_TASK INSTRUCTIONS_:
Go through the listing beneath this task and return every line that carries the string "thumb".

_DATA PROVIDED_:
# # # #
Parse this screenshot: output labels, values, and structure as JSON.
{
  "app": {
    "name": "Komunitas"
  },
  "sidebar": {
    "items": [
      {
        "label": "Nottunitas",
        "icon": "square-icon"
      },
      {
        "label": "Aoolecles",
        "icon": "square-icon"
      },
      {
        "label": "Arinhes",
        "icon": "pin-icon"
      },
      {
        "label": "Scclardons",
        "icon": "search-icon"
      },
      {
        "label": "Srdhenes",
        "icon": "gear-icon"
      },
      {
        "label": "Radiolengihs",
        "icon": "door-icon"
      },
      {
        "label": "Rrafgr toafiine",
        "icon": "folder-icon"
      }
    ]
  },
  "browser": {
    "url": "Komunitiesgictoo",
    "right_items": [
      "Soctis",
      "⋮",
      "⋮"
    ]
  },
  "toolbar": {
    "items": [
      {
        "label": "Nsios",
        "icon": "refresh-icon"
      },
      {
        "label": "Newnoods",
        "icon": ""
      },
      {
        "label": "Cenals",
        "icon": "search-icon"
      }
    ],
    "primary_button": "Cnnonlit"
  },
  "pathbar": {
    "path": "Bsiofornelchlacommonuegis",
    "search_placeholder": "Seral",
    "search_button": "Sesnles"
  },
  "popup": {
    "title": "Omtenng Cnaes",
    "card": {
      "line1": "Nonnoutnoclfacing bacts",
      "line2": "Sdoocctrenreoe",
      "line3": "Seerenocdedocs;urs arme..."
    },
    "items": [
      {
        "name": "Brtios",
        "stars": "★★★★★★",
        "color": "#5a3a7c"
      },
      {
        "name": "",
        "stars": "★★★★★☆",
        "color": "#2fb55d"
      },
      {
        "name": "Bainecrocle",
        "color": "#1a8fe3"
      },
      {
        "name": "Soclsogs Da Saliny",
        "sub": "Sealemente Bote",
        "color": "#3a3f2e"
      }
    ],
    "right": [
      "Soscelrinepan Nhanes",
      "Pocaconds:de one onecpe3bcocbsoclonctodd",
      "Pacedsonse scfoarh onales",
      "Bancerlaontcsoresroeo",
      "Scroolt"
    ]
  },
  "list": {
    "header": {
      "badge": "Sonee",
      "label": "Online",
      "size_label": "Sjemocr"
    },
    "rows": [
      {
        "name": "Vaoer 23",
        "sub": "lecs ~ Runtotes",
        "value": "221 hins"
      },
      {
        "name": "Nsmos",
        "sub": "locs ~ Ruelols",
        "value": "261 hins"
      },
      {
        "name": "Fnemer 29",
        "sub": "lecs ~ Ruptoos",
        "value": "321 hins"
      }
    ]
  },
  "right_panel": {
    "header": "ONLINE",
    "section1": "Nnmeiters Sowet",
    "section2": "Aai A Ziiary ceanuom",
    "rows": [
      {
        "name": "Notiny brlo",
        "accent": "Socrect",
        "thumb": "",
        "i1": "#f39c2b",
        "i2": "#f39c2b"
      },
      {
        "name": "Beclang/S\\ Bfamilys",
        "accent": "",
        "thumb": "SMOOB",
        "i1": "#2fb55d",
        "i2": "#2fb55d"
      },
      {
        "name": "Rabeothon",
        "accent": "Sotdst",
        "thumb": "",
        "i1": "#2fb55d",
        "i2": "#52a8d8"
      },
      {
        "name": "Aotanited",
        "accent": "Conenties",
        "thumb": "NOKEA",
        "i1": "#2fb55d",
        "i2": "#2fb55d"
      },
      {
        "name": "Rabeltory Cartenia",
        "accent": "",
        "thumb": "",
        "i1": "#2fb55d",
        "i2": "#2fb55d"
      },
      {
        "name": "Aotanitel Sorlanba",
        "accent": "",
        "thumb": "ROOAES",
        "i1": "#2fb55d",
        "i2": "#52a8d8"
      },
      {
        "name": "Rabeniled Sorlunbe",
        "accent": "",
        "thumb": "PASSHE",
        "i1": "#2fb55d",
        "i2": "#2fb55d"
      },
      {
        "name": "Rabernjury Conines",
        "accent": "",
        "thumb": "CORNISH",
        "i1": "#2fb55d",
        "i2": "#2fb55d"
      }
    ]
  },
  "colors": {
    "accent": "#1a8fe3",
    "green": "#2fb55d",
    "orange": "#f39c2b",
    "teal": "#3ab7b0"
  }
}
# # # #
_RESPONSE TO THE EXERCISE_:
        "thumb": "",
        "thumb": "SMOOB",
        "thumb": "",
        "thumb": "NOKEA",
        "thumb": "",
        "thumb": "ROOAES",
        "thumb": "PASSHE",
        "thumb": "CORNISH",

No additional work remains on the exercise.